YOUR INSTRUCTIONS: Go through the data below and copy it exactly, skipping every picture.

DATA PROVIDED:
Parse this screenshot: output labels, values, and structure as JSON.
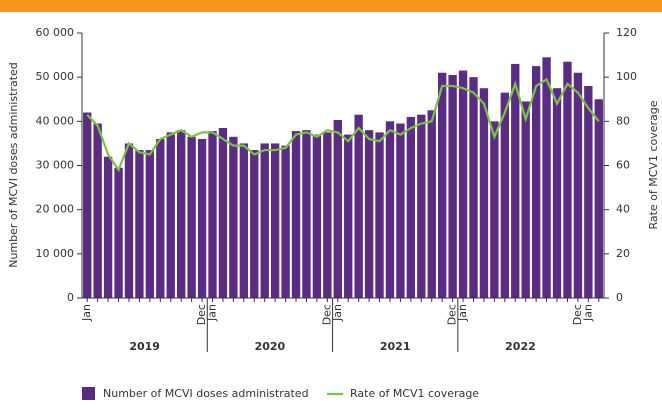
{
  "chart_data": {
    "type": "bar-line",
    "y_label": "Number of MCVI doses administrated",
    "y2_label": "Rate of MCV1 coverage",
    "categories": [
      "Jan",
      null,
      null,
      null,
      null,
      null,
      null,
      null,
      null,
      null,
      null,
      "Dec",
      "Jan",
      null,
      null,
      null,
      null,
      null,
      null,
      null,
      null,
      null,
      null,
      "Dec",
      "Jan",
      null,
      null,
      null,
      null,
      null,
      null,
      null,
      null,
      null,
      null,
      "Dec",
      "Jan",
      null,
      null,
      null,
      null,
      null,
      null,
      null,
      null,
      null,
      null,
      "Dec",
      "Jan",
      null
    ],
    "years": [
      "2019",
      "2020",
      "2021",
      "2022"
    ],
    "series": [
      {
        "name": "Number of MCVI doses administrated",
        "type": "bar",
        "color": "#5b2c83",
        "values": [
          42000,
          39500,
          32000,
          29500,
          35000,
          33500,
          33500,
          36000,
          37500,
          38000,
          36500,
          36000,
          37800,
          38500,
          36500,
          35000,
          33500,
          35000,
          35000,
          34500,
          37800,
          38000,
          37000,
          37500,
          40300,
          37000,
          41500,
          38000,
          37500,
          40000,
          39500,
          41000,
          41500,
          42500,
          51000,
          50500,
          51500,
          50000,
          47500,
          40000,
          46500,
          53000,
          44500,
          52500,
          54500,
          47500,
          53500,
          51000,
          48000,
          45000
        ]
      },
      {
        "name": "Rate of MCV1 coverage",
        "type": "line",
        "axis": "y2",
        "color": "#7dc243",
        "values": [
          83,
          78,
          65,
          58,
          70,
          66,
          65,
          72,
          74,
          76,
          73,
          75,
          75,
          72,
          69,
          69,
          65,
          67,
          67,
          68,
          74,
          75,
          73,
          76,
          75,
          71,
          77,
          72,
          71,
          76,
          74,
          77,
          79,
          80,
          96,
          96,
          95,
          93,
          88,
          73,
          84,
          97,
          81,
          96,
          99,
          88,
          97,
          93,
          86,
          80
        ]
      }
    ],
    "ylim": [
      0,
      60000
    ],
    "yticks": [
      0,
      {
        "value": 10000,
        "label": "10 000"
      },
      {
        "value": 20000,
        "label": "20 000"
      },
      {
        "value": 30000,
        "label": "30 000"
      },
      {
        "value": 40000,
        "label": "40 000"
      },
      {
        "value": 50000,
        "label": "50 000"
      },
      {
        "value": 60000,
        "label": "60 000"
      }
    ],
    "y2lim": [
      0,
      120
    ],
    "y2ticks": [
      0,
      20,
      40,
      60,
      80,
      100,
      120
    ]
  }
}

RESPONSE TO THIS EXERCISE:
Parse this screenshot: output labels, values, and structure as JSON.
{
  "chart_data": {
    "type": "bar-line",
    "y_label": "Number of MCVI doses administrated",
    "y2_label": "Rate of MCV1 coverage",
    "categories": [
      "Jan",
      null,
      null,
      null,
      null,
      null,
      null,
      null,
      null,
      null,
      null,
      "Dec",
      "Jan",
      null,
      null,
      null,
      null,
      null,
      null,
      null,
      null,
      null,
      null,
      "Dec",
      "Jan",
      null,
      null,
      null,
      null,
      null,
      null,
      null,
      null,
      null,
      null,
      "Dec",
      "Jan",
      null,
      null,
      null,
      null,
      null,
      null,
      null,
      null,
      null,
      null,
      "Dec",
      "Jan",
      null
    ],
    "years": [
      "2019",
      "2020",
      "2021",
      "2022"
    ],
    "series": [
      {
        "name": "Number of MCVI doses administrated",
        "type": "bar",
        "color": "#5b2c83",
        "values": [
          42000,
          39500,
          32000,
          29500,
          35000,
          33500,
          33500,
          36000,
          37500,
          38000,
          36500,
          36000,
          37800,
          38500,
          36500,
          35000,
          33500,
          35000,
          35000,
          34500,
          37800,
          38000,
          37000,
          37500,
          40300,
          37000,
          41500,
          38000,
          37500,
          40000,
          39500,
          41000,
          41500,
          42500,
          51000,
          50500,
          51500,
          50000,
          47500,
          40000,
          46500,
          53000,
          44500,
          52500,
          54500,
          47500,
          53500,
          51000,
          48000,
          45000
        ]
      },
      {
        "name": "Rate of MCV1 coverage",
        "type": "line",
        "axis": "y2",
        "color": "#7dc243",
        "values": [
          83,
          78,
          65,
          58,
          70,
          66,
          65,
          72,
          74,
          76,
          73,
          75,
          75,
          72,
          69,
          69,
          65,
          67,
          67,
          68,
          74,
          75,
          73,
          76,
          75,
          71,
          77,
          72,
          71,
          76,
          74,
          77,
          79,
          80,
          96,
          96,
          95,
          93,
          88,
          73,
          84,
          97,
          81,
          96,
          99,
          88,
          97,
          93,
          86,
          80
        ]
      }
    ],
    "ylim": [
      0,
      60000
    ],
    "yticks": [
      0,
      {
        "value": 10000,
        "label": "10 000"
      },
      {
        "value": 20000,
        "label": "20 000"
      },
      {
        "value": 30000,
        "label": "30 000"
      },
      {
        "value": 40000,
        "label": "40 000"
      },
      {
        "value": 50000,
        "label": "50 000"
      },
      {
        "value": 60000,
        "label": "60 000"
      }
    ],
    "y2lim": [
      0,
      120
    ],
    "y2ticks": [
      0,
      20,
      40,
      60,
      80,
      100,
      120
    ]
  }
}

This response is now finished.